The exercise
Your job is to restate each entry word for word.

[Records from a collection]
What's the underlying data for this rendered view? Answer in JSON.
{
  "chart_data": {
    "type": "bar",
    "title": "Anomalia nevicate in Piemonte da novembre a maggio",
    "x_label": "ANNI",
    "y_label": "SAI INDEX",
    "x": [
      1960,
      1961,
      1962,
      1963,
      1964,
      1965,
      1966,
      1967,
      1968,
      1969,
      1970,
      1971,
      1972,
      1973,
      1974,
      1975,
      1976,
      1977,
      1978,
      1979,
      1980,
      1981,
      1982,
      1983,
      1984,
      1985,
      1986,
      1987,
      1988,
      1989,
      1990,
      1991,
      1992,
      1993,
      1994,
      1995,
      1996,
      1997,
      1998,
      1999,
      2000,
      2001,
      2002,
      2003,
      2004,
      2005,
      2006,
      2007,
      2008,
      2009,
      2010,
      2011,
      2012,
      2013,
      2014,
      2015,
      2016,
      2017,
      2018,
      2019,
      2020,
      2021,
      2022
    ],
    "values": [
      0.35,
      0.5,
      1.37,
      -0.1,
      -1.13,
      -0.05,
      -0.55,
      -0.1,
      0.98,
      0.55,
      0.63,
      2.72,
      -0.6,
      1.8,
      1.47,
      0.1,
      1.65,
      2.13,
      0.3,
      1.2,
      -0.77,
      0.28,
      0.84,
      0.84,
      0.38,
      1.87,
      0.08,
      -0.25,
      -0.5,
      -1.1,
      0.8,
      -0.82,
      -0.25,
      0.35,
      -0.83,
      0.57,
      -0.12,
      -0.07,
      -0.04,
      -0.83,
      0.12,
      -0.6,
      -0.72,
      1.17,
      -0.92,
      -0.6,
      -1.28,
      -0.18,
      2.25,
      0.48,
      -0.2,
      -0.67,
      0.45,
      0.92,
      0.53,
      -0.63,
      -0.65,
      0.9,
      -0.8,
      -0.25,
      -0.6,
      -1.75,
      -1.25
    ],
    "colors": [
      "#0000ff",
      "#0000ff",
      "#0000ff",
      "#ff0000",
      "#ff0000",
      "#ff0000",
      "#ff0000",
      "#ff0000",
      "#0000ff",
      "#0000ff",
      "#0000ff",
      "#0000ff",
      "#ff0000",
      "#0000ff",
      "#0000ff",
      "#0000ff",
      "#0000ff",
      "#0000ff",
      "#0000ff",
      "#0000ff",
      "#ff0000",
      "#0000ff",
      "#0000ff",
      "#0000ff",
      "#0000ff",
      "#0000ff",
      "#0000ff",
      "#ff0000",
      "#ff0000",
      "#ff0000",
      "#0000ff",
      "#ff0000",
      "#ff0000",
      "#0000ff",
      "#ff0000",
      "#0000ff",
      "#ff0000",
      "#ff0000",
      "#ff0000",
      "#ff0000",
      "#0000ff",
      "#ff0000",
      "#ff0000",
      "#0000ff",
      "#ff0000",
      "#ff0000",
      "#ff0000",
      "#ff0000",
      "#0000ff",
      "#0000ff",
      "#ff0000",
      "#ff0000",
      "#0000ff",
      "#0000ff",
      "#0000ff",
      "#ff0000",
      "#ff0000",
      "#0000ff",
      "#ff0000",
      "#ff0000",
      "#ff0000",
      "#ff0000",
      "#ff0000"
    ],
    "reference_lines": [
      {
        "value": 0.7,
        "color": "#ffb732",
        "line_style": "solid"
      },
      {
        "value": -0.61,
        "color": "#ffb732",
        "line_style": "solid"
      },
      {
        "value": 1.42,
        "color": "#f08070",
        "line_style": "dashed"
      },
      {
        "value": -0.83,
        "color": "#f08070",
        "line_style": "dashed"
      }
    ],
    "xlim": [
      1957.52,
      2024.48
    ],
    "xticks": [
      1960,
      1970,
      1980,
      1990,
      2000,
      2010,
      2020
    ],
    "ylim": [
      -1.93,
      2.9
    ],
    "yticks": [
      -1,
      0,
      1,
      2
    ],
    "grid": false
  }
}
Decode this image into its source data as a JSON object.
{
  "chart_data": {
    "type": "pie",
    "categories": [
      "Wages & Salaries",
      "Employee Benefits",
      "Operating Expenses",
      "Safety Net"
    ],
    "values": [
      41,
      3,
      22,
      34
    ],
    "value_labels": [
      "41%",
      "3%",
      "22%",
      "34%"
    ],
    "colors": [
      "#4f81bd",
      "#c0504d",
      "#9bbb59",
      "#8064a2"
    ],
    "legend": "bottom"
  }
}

Complete output
What's the underlying data for this rendered view? Answer in JSON.
{
  "chart_data": {
    "type": "bar",
    "title": "Anomalia nevicate in Piemonte da novembre a maggio",
    "x_label": "ANNI",
    "y_label": "SAI INDEX",
    "x": [
      1960,
      1961,
      1962,
      1963,
      1964,
      1965,
      1966,
      1967,
      1968,
      1969,
      1970,
      1971,
      1972,
      1973,
      1974,
      1975,
      1976,
      1977,
      1978,
      1979,
      1980,
      1981,
      1982,
      1983,
      1984,
      1985,
      1986,
      1987,
      1988,
      1989,
      1990,
      1991,
      1992,
      1993,
      1994,
      1995,
      1996,
      1997,
      1998,
      1999,
      2000,
      2001,
      2002,
      2003,
      2004,
      2005,
      2006,
      2007,
      2008,
      2009,
      2010,
      2011,
      2012,
      2013,
      2014,
      2015,
      2016,
      2017,
      2018,
      2019,
      2020,
      2021,
      2022
    ],
    "values": [
      0.35,
      0.5,
      1.37,
      -0.1,
      -1.13,
      -0.05,
      -0.55,
      -0.1,
      0.98,
      0.55,
      0.63,
      2.72,
      -0.6,
      1.8,
      1.47,
      0.1,
      1.65,
      2.13,
      0.3,
      1.2,
      -0.77,
      0.28,
      0.84,
      0.84,
      0.38,
      1.87,
      0.08,
      -0.25,
      -0.5,
      -1.1,
      0.8,
      -0.82,
      -0.25,
      0.35,
      -0.83,
      0.57,
      -0.12,
      -0.07,
      -0.04,
      -0.83,
      0.12,
      -0.6,
      -0.72,
      1.17,
      -0.92,
      -0.6,
      -1.28,
      -0.18,
      2.25,
      0.48,
      -0.2,
      -0.67,
      0.45,
      0.92,
      0.53,
      -0.63,
      -0.65,
      0.9,
      -0.8,
      -0.25,
      -0.6,
      -1.75,
      -1.25
    ],
    "colors": [
      "#0000ff",
      "#0000ff",
      "#0000ff",
      "#ff0000",
      "#ff0000",
      "#ff0000",
      "#ff0000",
      "#ff0000",
      "#0000ff",
      "#0000ff",
      "#0000ff",
      "#0000ff",
      "#ff0000",
      "#0000ff",
      "#0000ff",
      "#0000ff",
      "#0000ff",
      "#0000ff",
      "#0000ff",
      "#0000ff",
      "#ff0000",
      "#0000ff",
      "#0000ff",
      "#0000ff",
      "#0000ff",
      "#0000ff",
      "#0000ff",
      "#ff0000",
      "#ff0000",
      "#ff0000",
      "#0000ff",
      "#ff0000",
      "#ff0000",
      "#0000ff",
      "#ff0000",
      "#0000ff",
      "#ff0000",
      "#ff0000",
      "#ff0000",
      "#ff0000",
      "#0000ff",
      "#ff0000",
      "#ff0000",
      "#0000ff",
      "#ff0000",
      "#ff0000",
      "#ff0000",
      "#ff0000",
      "#0000ff",
      "#0000ff",
      "#ff0000",
      "#ff0000",
      "#0000ff",
      "#0000ff",
      "#0000ff",
      "#ff0000",
      "#ff0000",
      "#0000ff",
      "#ff0000",
      "#ff0000",
      "#ff0000",
      "#ff0000",
      "#ff0000"
    ],
    "reference_lines": [
      {
        "value": 0.7,
        "color": "#ffb732",
        "line_style": "solid"
      },
      {
        "value": -0.61,
        "color": "#ffb732",
        "line_style": "solid"
      },
      {
        "value": 1.42,
        "color": "#f08070",
        "line_style": "dashed"
      },
      {
        "value": -0.83,
        "color": "#f08070",
        "line_style": "dashed"
      }
    ],
    "xlim": [
      1957.52,
      2024.48
    ],
    "xticks": [
      1960,
      1970,
      1980,
      1990,
      2000,
      2010,
      2020
    ],
    "ylim": [
      -1.93,
      2.9
    ],
    "yticks": [
      -1,
      0,
      1,
      2
    ],
    "grid": false
  }
}
Decode this image into its source data as a JSON object.
{
  "chart_data": {
    "type": "pie",
    "categories": [
      "Wages & Salaries",
      "Employee Benefits",
      "Operating Expenses",
      "Safety Net"
    ],
    "values": [
      41,
      3,
      22,
      34
    ],
    "value_labels": [
      "41%",
      "3%",
      "22%",
      "34%"
    ],
    "colors": [
      "#4f81bd",
      "#c0504d",
      "#9bbb59",
      "#8064a2"
    ],
    "legend": "bottom"
  }
}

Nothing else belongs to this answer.